=== EXTRACT PROVIDED ===

SAMPRITI-BANGLADESH-LAUNCHING

Eminent citizens launch “Sampriti Bangladesh’ to promote secularism

DHAKA, July 7, 2018 (BSS) – A group of eminent personalities including academics, professionals and interfaith leaders today formed a grouping titled “Sampriti Bangladesh” to launch a campaign to promote the idea of secularism and communal harmony.

“The slogan of the platform is ‘Gahi Samyer Gan’ (Singing Song for Equity),” the platform said in a statement quoting a verse of National Poet Kazi Nazrul Islam’s poem after it was floated at a meeting at the National Museum auditorium.

The forum drew from the academic arena figures like former Dhaka University Vice-Chancellor Professor AAMS Arefin Siddique, Professor Emeritus Dr Serajul Islam Chowdhury, writer and educationist Professor Mohammed Zafar Iqbal, Professor Emeritus AK Azad Chowdhury, UGC Chairman Professor Abdul Mannan and Professor Syed Anwar Hossain.

Civil society representatives and professionals who were inducted in the grouping are Liberation War Museum Trustee Sarwar Ali, journalist Abed Khan, former DUCSU Vice-President Mahfuza Khanom, journalist Haroon Habib and Jatiya Press Club President Muhammad Shafiqur Rahman.

=== SOURCE DATA ===
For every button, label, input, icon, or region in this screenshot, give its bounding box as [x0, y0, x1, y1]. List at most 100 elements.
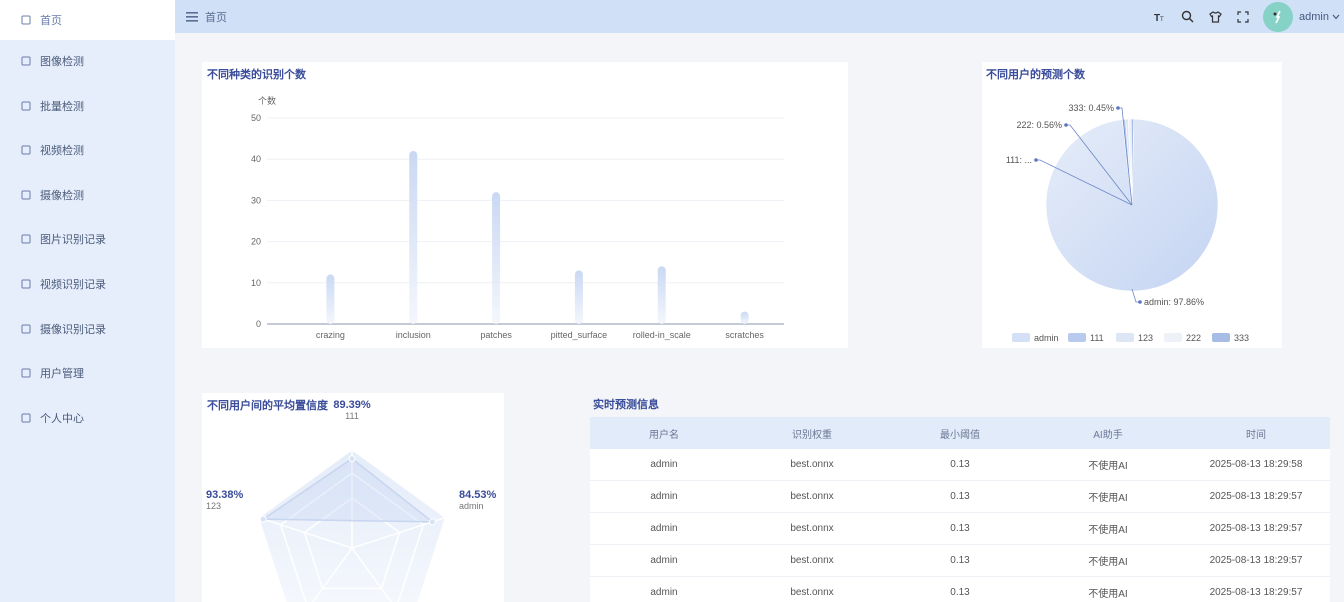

=== REQUESTS ===
1. In the news report on Sampriti Bangladesh, reproduce the passage from "Eminent citizens launch" up to and including "National Museum auditorium.", replacing "secularism" with "pluralism".
2. Answer these questions using the news report on Sampriti Bangladesh:
(a) Where was the meeting held at which the platform was floated?
(b) What is the platform's slogan?
(c) Who is named as President of the Jatiya Press Club?
3. List every person in the news report on Sampriti Bangladesh who carries the title Professor.

=== OUTPUTS ===
1.
Eminent citizens launch “Sampriti Bangladesh’ to promote pluralism

DHAKA, July 7, 2018 (BSS) – A group of eminent personalities including academics, professionals and interfaith leaders today formed a grouping titled “Sampriti Bangladesh” to launch a campaign to promote the idea of pluralism and communal harmony.

“The slogan of the platform is ‘Gahi Samyer Gan’ (Singing Song for Equity),” the platform said in a statement quoting a verse of National Poet Kazi Nazrul Islam’s poem after it was floated at a meeting at the National Museum auditorium.

2.
(a) At the National Museum auditorium.
(b) 'Gahi Samyer Gan' (Singing Song for Equity).
(c) Muhammad Shafiqur Rahman.

3.
AAMS Arefin Siddique
Serajul Islam Chowdhury
Mohammed Zafar Iqbal
AK Azad Chowdhury
Abdul Mannan
Syed Anwar Hossain